WHAT TO WORK ON:
Count the lines in the rows below that contain the string "январь", and reply with that number alone.

RECORDS PROVIDED:

+--

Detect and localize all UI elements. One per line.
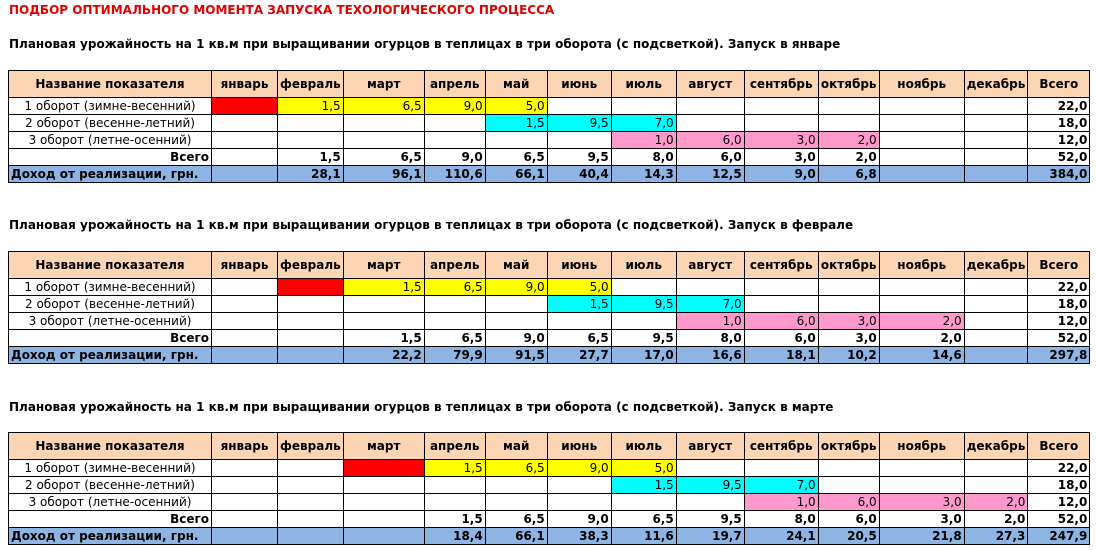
header-cell[interactable]: июль [611, 433, 676, 460]
income-value-cell[interactable]: 66,1 [485, 528, 547, 545]
row-label[interactable]: 2 оборот (весенне-летний) [9, 477, 212, 494]
value-cell[interactable]: 1,5 [424, 460, 485, 477]
value-cell[interactable] [676, 98, 744, 115]
value-cell[interactable] [343, 494, 424, 511]
header-cell[interactable]: июнь [547, 71, 611, 98]
total-value-cell[interactable]: 6,5 [611, 511, 676, 528]
total-value-cell[interactable] [964, 330, 1028, 347]
income-total-cell[interactable]: 384,0 [1028, 166, 1090, 183]
value-cell[interactable] [818, 460, 879, 477]
value-cell[interactable]: 1,5 [611, 477, 676, 494]
income-row-label[interactable]: Доход от реализации, грн. [9, 347, 212, 364]
value-cell[interactable] [964, 132, 1028, 149]
value-cell[interactable]: 6,5 [485, 460, 547, 477]
income-row [9, 528, 1090, 545]
total-row-label[interactable]: Всего [9, 149, 212, 166]
header-cell[interactable]: январь [212, 433, 278, 460]
page-title: ПОДБОР ОПТИМАЛЬНОГО МОМЕНТА ЗАПУСКА ТЕХОЛОГИЧЕСКОГО ПРОЦЕССА [9, 3, 555, 17]
income-value-cell[interactable]: 9,0 [744, 166, 818, 183]
value-cell[interactable]: 9,5 [547, 115, 611, 132]
value-cell[interactable]: 6,0 [818, 494, 879, 511]
value-cell[interactable] [879, 296, 964, 313]
income-value-cell[interactable] [964, 166, 1028, 183]
turnover-row [9, 98, 1090, 115]
income-value-cell[interactable]: 96,1 [343, 166, 424, 183]
total-row-label[interactable]: Всего [9, 511, 212, 528]
total-value-cell[interactable]: 1,5 [424, 511, 485, 528]
value-cell[interactable] [485, 132, 547, 149]
value-cell[interactable] [212, 98, 278, 115]
total-value-cell[interactable]: 6,0 [744, 330, 818, 347]
value-cell[interactable] [343, 313, 424, 330]
turnover-row [9, 460, 1090, 477]
income-value-cell[interactable]: 11,6 [611, 528, 676, 545]
header-cell[interactable]: февраль [278, 252, 344, 279]
header-cell[interactable]: июнь [547, 433, 611, 460]
value-cell[interactable] [676, 279, 744, 296]
value-cell[interactable] [547, 98, 611, 115]
value-cell[interactable]: 1,0 [676, 313, 744, 330]
value-cell[interactable] [278, 460, 344, 477]
value-cell[interactable] [818, 115, 879, 132]
total-value-cell[interactable]: 6,5 [547, 330, 611, 347]
value-cell[interactable]: 7,0 [744, 477, 818, 494]
row-label[interactable]: 3 оборот (летне-осенний) [9, 313, 212, 330]
total-value-cell[interactable] [278, 511, 344, 528]
income-value-cell[interactable] [212, 166, 278, 183]
value-cell[interactable] [879, 477, 964, 494]
value-cell[interactable] [547, 313, 611, 330]
turnover-row [9, 115, 1090, 132]
value-cell[interactable] [212, 494, 278, 511]
header-cell[interactable]: август [676, 252, 744, 279]
value-cell[interactable] [278, 115, 344, 132]
header-cell[interactable]: декабрь [964, 252, 1028, 279]
value-cell[interactable] [818, 98, 879, 115]
value-cell[interactable] [744, 98, 818, 115]
row-total-cell[interactable]: 18,0 [1028, 296, 1090, 313]
section-1-table [8, 70, 1090, 183]
income-value-cell[interactable]: 79,9 [424, 347, 485, 364]
total-value-cell[interactable]: 9,5 [611, 330, 676, 347]
value-cell[interactable] [424, 477, 485, 494]
header-cell[interactable]: январь [212, 71, 278, 98]
row-total-cell[interactable]: 22,0 [1028, 460, 1090, 477]
value-cell[interactable] [485, 296, 547, 313]
turnover-row [9, 313, 1090, 330]
value-cell[interactable]: 1,5 [485, 115, 547, 132]
header-row [9, 252, 1090, 279]
header-cell[interactable]: ноябрь [879, 71, 964, 98]
header-cell[interactable]: ноябрь [879, 252, 964, 279]
header-cell[interactable]: март [343, 433, 424, 460]
turnover-row [9, 296, 1090, 313]
header-cell[interactable]: июнь [547, 252, 611, 279]
total-value-cell[interactable]: 1,5 [343, 330, 424, 347]
header-cell-indicator[interactable]: Название показателя [9, 252, 212, 279]
income-value-cell[interactable]: 24,1 [744, 528, 818, 545]
row-total-cell[interactable]: 12,0 [1028, 132, 1090, 149]
value-cell[interactable]: 5,0 [485, 98, 547, 115]
total-value-cell[interactable] [212, 330, 278, 347]
header-cell[interactable]: апрель [424, 71, 485, 98]
total-value-cell[interactable]: 3,0 [818, 330, 879, 347]
header-cell[interactable]: май [485, 433, 547, 460]
income-value-cell[interactable]: 27,7 [547, 347, 611, 364]
total-value-cell[interactable]: 6,5 [485, 149, 547, 166]
header-cell[interactable]: октябрь [818, 252, 879, 279]
income-value-cell[interactable]: 22,2 [343, 347, 424, 364]
header-cell[interactable]: Всего [1028, 71, 1090, 98]
header-cell[interactable]: декабрь [964, 433, 1028, 460]
income-value-cell[interactable] [879, 166, 964, 183]
value-cell[interactable] [424, 132, 485, 149]
value-cell[interactable] [278, 279, 344, 296]
value-cell[interactable] [212, 313, 278, 330]
total-value-cell[interactable]: 9,0 [485, 330, 547, 347]
value-cell[interactable]: 1,5 [547, 296, 611, 313]
income-value-cell[interactable]: 38,3 [547, 528, 611, 545]
value-cell[interactable] [343, 115, 424, 132]
header-cell-indicator[interactable]: Название показателя [9, 433, 212, 460]
value-cell[interactable] [879, 115, 964, 132]
grand-total-cell[interactable]: 52,0 [1028, 511, 1090, 528]
income-value-cell[interactable]: 16,6 [676, 347, 744, 364]
value-cell[interactable] [744, 279, 818, 296]
value-cell[interactable] [818, 296, 879, 313]
value-cell[interactable]: 6,5 [424, 279, 485, 296]
value-cell[interactable] [485, 313, 547, 330]
total-value-cell[interactable]: 9,5 [547, 149, 611, 166]
income-value-cell[interactable] [212, 528, 278, 545]
value-cell[interactable] [879, 98, 964, 115]
income-value-cell[interactable]: 110,6 [424, 166, 485, 183]
value-cell[interactable] [611, 279, 676, 296]
income-total-cell[interactable]: 247,9 [1028, 528, 1090, 545]
turnover-row [9, 132, 1090, 149]
value-cell[interactable] [212, 477, 278, 494]
value-cell[interactable]: 6,0 [744, 313, 818, 330]
row-label[interactable]: 3 оборот (летне-осенний) [9, 132, 212, 149]
header-cell[interactable]: июль [611, 252, 676, 279]
value-cell[interactable] [424, 494, 485, 511]
income-value-cell[interactable] [343, 528, 424, 545]
income-total-cell[interactable]: 297,8 [1028, 347, 1090, 364]
header-cell[interactable]: апрель [424, 433, 485, 460]
total-value-cell[interactable]: 8,0 [676, 330, 744, 347]
row-total-cell[interactable]: 12,0 [1028, 313, 1090, 330]
value-cell[interactable] [676, 460, 744, 477]
section-2-table [8, 251, 1090, 364]
total-value-cell[interactable]: 6,5 [485, 511, 547, 528]
value-cell[interactable] [879, 279, 964, 296]
total-value-cell[interactable]: 6,0 [818, 511, 879, 528]
header-cell[interactable]: февраль [278, 433, 344, 460]
value-cell[interactable]: 1,5 [278, 98, 344, 115]
value-cell[interactable] [547, 477, 611, 494]
total-value-cell[interactable] [343, 511, 424, 528]
header-cell[interactable]: август [676, 71, 744, 98]
income-value-cell[interactable] [278, 528, 344, 545]
value-cell[interactable] [424, 296, 485, 313]
value-cell[interactable] [212, 296, 278, 313]
income-value-cell[interactable]: 28,1 [278, 166, 344, 183]
row-total-cell[interactable]: 18,0 [1028, 477, 1090, 494]
value-cell[interactable]: 9,0 [547, 460, 611, 477]
value-cell[interactable] [964, 115, 1028, 132]
header-cell[interactable]: май [485, 71, 547, 98]
value-cell[interactable] [278, 313, 344, 330]
value-cell[interactable] [485, 494, 547, 511]
value-cell[interactable] [964, 460, 1028, 477]
value-cell[interactable]: 7,0 [676, 296, 744, 313]
income-value-cell[interactable]: 91,5 [485, 347, 547, 364]
section-3-subtitle: Плановая урожайность на 1 кв.м при выращивании огурцов в теплицах в три оборота (с подсветкой). Запуск в марте [9, 400, 834, 414]
total-value-cell[interactable]: 9,5 [676, 511, 744, 528]
income-row [9, 166, 1090, 183]
row-total-cell[interactable]: 18,0 [1028, 115, 1090, 132]
total-value-cell[interactable]: 1,5 [278, 149, 344, 166]
value-cell[interactable] [676, 115, 744, 132]
header-cell[interactable]: ноябрь [879, 433, 964, 460]
value-cell[interactable] [212, 279, 278, 296]
header-cell[interactable]: сентябрь [744, 71, 818, 98]
value-cell[interactable] [964, 279, 1028, 296]
header-cell[interactable]: март [343, 71, 424, 98]
income-value-cell[interactable]: 17,0 [611, 347, 676, 364]
value-cell[interactable] [964, 477, 1028, 494]
income-value-cell[interactable]: 66,1 [485, 166, 547, 183]
income-value-cell[interactable] [212, 347, 278, 364]
income-value-cell[interactable]: 18,1 [744, 347, 818, 364]
value-cell[interactable]: 9,5 [611, 296, 676, 313]
income-value-cell[interactable]: 27,3 [964, 528, 1028, 545]
value-cell[interactable] [343, 460, 424, 477]
value-cell[interactable]: 2,0 [879, 313, 964, 330]
turnover-row [9, 494, 1090, 511]
value-cell[interactable]: 7,0 [611, 115, 676, 132]
header-cell[interactable]: сентябрь [744, 433, 818, 460]
value-cell[interactable]: 2,0 [964, 494, 1028, 511]
header-cell[interactable]: Всего [1028, 252, 1090, 279]
turnover-row [9, 477, 1090, 494]
value-cell[interactable] [611, 494, 676, 511]
header-cell[interactable]: май [485, 252, 547, 279]
value-cell[interactable] [744, 296, 818, 313]
total-value-cell[interactable] [212, 149, 278, 166]
value-cell[interactable] [212, 115, 278, 132]
value-cell[interactable] [278, 494, 344, 511]
total-value-cell[interactable]: 2,0 [879, 330, 964, 347]
value-cell[interactable] [278, 477, 344, 494]
value-cell[interactable]: 9,0 [485, 279, 547, 296]
total-value-cell[interactable]: 9,0 [424, 149, 485, 166]
header-cell[interactable]: март [343, 252, 424, 279]
income-value-cell[interactable] [278, 347, 344, 364]
income-value-cell[interactable]: 14,3 [611, 166, 676, 183]
income-value-cell[interactable]: 14,6 [879, 347, 964, 364]
total-value-cell[interactable] [964, 149, 1028, 166]
grand-total-cell[interactable]: 52,0 [1028, 330, 1090, 347]
header-cell[interactable]: октябрь [818, 433, 879, 460]
row-label[interactable]: 1 оборот (зимне-весенний) [9, 279, 212, 296]
value-cell[interactable]: 2,0 [818, 132, 879, 149]
value-cell[interactable]: 1,0 [611, 132, 676, 149]
value-cell[interactable] [547, 132, 611, 149]
header-cell[interactable]: август [676, 433, 744, 460]
total-row [9, 511, 1090, 528]
value-cell[interactable] [964, 313, 1028, 330]
total-value-cell[interactable]: 3,0 [879, 511, 964, 528]
income-value-cell[interactable]: 20,5 [818, 528, 879, 545]
value-cell[interactable] [547, 494, 611, 511]
section-1-subtitle: Плановая урожайность на 1 кв.м при выращивании огурцов в теплицах в три оборота (с подсветкой). Запуск в январе [9, 37, 841, 51]
value-cell[interactable] [343, 477, 424, 494]
income-row [9, 347, 1090, 364]
value-cell[interactable] [343, 132, 424, 149]
value-cell[interactable]: 6,5 [343, 98, 424, 115]
row-total-cell[interactable]: 22,0 [1028, 98, 1090, 115]
income-value-cell[interactable]: 21,8 [879, 528, 964, 545]
income-value-cell[interactable]: 18,4 [424, 528, 485, 545]
value-cell[interactable]: 1,0 [744, 494, 818, 511]
value-cell[interactable] [212, 132, 278, 149]
row-total-cell[interactable]: 22,0 [1028, 279, 1090, 296]
total-row [9, 330, 1090, 347]
header-row [9, 71, 1090, 98]
value-cell[interactable] [879, 132, 964, 149]
header-cell-indicator[interactable]: Название показателя [9, 71, 212, 98]
total-value-cell[interactable]: 8,0 [744, 511, 818, 528]
row-label[interactable]: 1 оборот (зимне-весенний) [9, 98, 212, 115]
value-cell[interactable]: 9,5 [676, 477, 744, 494]
total-value-cell[interactable] [879, 149, 964, 166]
total-value-cell[interactable]: 3,0 [744, 149, 818, 166]
section-3-table [8, 432, 1090, 545]
header-cell[interactable]: июль [611, 71, 676, 98]
income-value-cell[interactable]: 12,5 [676, 166, 744, 183]
header-cell[interactable]: январь [212, 252, 278, 279]
row-label[interactable]: 1 оборот (зимне-весенний) [9, 460, 212, 477]
value-cell[interactable]: 1,5 [343, 279, 424, 296]
total-value-cell[interactable] [212, 511, 278, 528]
total-row [9, 149, 1090, 166]
value-cell[interactable]: 3,0 [744, 132, 818, 149]
value-cell[interactable] [818, 279, 879, 296]
value-cell[interactable] [212, 460, 278, 477]
header-cell[interactable]: апрель [424, 252, 485, 279]
row-total-cell[interactable]: 12,0 [1028, 494, 1090, 511]
income-value-cell[interactable]: 10,2 [818, 347, 879, 364]
value-cell[interactable] [278, 296, 344, 313]
header-cell[interactable]: декабрь [964, 71, 1028, 98]
total-value-cell[interactable]: 8,0 [611, 149, 676, 166]
value-cell[interactable] [485, 477, 547, 494]
total-value-cell[interactable]: 2,0 [964, 511, 1028, 528]
value-cell[interactable] [343, 296, 424, 313]
value-cell[interactable] [424, 115, 485, 132]
value-cell[interactable] [744, 460, 818, 477]
value-cell[interactable] [964, 296, 1028, 313]
value-cell[interactable]: 3,0 [879, 494, 964, 511]
total-value-cell[interactable]: 2,0 [818, 149, 879, 166]
total-value-cell[interactable] [278, 330, 344, 347]
income-value-cell[interactable]: 40,4 [547, 166, 611, 183]
value-cell[interactable] [676, 494, 744, 511]
total-value-cell[interactable]: 6,0 [676, 149, 744, 166]
header-cell[interactable]: сентябрь [744, 252, 818, 279]
value-cell[interactable]: 5,0 [547, 279, 611, 296]
header-cell[interactable]: февраль [278, 71, 344, 98]
value-cell[interactable] [278, 132, 344, 149]
value-cell[interactable]: 3,0 [818, 313, 879, 330]
value-cell[interactable] [964, 98, 1028, 115]
value-cell[interactable]: 6,0 [676, 132, 744, 149]
turnover-row [9, 279, 1090, 296]
income-value-cell[interactable]: 19,7 [676, 528, 744, 545]
row-label[interactable]: 2 оборот (весенне-летний) [9, 296, 212, 313]
value-cell[interactable] [611, 98, 676, 115]
value-cell[interactable]: 5,0 [611, 460, 676, 477]
income-value-cell[interactable] [964, 347, 1028, 364]
total-row-label[interactable]: Всего [9, 330, 212, 347]
income-value-cell[interactable]: 6,8 [818, 166, 879, 183]
grand-total-cell[interactable]: 52,0 [1028, 149, 1090, 166]
total-value-cell[interactable]: 6,5 [343, 149, 424, 166]
row-label[interactable]: 3 оборот (летне-осенний) [9, 494, 212, 511]
header-cell[interactable]: октябрь [818, 71, 879, 98]
income-row-label[interactable]: Доход от реализации, грн. [9, 528, 212, 545]
total-value-cell[interactable]: 9,0 [547, 511, 611, 528]
value-cell[interactable]: 9,0 [424, 98, 485, 115]
section-2-subtitle: Плановая урожайность на 1 кв.м при выращивании огурцов в теплицах в три оборота (с подсветкой). Запуск в феврале [9, 218, 854, 232]
row-label[interactable]: 2 оборот (весенне-летний) [9, 115, 212, 132]
value-cell[interactable] [879, 460, 964, 477]
value-cell[interactable] [744, 115, 818, 132]
value-cell[interactable] [611, 313, 676, 330]
value-cell[interactable] [818, 477, 879, 494]
header-cell[interactable]: Всего [1028, 433, 1090, 460]
value-cell[interactable] [424, 313, 485, 330]
total-value-cell[interactable]: 6,5 [424, 330, 485, 347]
header-row [9, 433, 1090, 460]
income-row-label[interactable]: Доход от реализации, грн. [9, 166, 212, 183]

+--

RESPONSE FOR THIS EXERCISE:
3